> **DIRECTIVE**
Copy the items verbatim, starting at the first line and ending at the line that contains "x-tick-label: 2021/22 — [911, 652, 972, 671]", including both.

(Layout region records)
— START —

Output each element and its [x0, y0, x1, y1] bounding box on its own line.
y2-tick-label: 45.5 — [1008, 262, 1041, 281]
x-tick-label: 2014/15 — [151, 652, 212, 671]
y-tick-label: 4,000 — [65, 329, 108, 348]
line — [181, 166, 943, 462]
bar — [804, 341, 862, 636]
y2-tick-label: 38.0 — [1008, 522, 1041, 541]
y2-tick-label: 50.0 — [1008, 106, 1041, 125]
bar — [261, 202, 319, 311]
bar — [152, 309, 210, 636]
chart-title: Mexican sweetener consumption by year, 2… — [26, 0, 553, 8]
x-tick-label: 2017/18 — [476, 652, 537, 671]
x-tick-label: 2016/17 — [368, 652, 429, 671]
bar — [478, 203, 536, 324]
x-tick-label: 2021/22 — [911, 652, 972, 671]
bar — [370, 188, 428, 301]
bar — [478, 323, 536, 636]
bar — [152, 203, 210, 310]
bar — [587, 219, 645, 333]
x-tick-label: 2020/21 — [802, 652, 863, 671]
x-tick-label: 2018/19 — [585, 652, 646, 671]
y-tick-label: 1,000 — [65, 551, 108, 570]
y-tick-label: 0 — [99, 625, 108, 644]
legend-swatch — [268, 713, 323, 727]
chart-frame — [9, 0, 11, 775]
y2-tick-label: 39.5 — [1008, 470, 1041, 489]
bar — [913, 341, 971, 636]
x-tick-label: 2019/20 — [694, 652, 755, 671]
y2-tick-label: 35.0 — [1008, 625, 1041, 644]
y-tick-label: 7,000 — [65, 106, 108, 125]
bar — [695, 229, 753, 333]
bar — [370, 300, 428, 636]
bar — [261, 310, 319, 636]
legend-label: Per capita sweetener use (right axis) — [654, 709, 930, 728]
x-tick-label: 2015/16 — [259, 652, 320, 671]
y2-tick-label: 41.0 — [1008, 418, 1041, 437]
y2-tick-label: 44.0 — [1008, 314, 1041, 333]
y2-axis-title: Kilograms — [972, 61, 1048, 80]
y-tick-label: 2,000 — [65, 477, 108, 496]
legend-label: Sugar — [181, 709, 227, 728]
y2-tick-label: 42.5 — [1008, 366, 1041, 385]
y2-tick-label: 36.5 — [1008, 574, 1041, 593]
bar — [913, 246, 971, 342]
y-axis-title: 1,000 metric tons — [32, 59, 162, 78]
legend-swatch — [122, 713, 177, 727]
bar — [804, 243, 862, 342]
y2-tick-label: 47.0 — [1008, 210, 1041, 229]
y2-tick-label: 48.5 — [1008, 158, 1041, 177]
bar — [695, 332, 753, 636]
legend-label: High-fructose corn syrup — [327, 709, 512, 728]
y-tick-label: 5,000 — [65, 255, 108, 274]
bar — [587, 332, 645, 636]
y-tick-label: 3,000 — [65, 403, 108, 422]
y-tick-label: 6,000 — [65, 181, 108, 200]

— END —

> **REPLY TO THE TASK**
Output each element and its [x0, y0, x1, y1] bounding box on its own line.
y2-tick-label: 45.5 — [1008, 262, 1041, 281]
x-tick-label: 2014/15 — [151, 652, 212, 671]
y-tick-label: 4,000 — [65, 329, 108, 348]
line — [181, 166, 943, 462]
bar — [804, 341, 862, 636]
y2-tick-label: 38.0 — [1008, 522, 1041, 541]
y2-tick-label: 50.0 — [1008, 106, 1041, 125]
bar — [261, 202, 319, 311]
bar — [152, 309, 210, 636]
chart-title: Mexican sweetener consumption by year, 2… — [26, 0, 553, 8]
x-tick-label: 2017/18 — [476, 652, 537, 671]
x-tick-label: 2016/17 — [368, 652, 429, 671]
bar — [478, 203, 536, 324]
x-tick-label: 2021/22 — [911, 652, 972, 671]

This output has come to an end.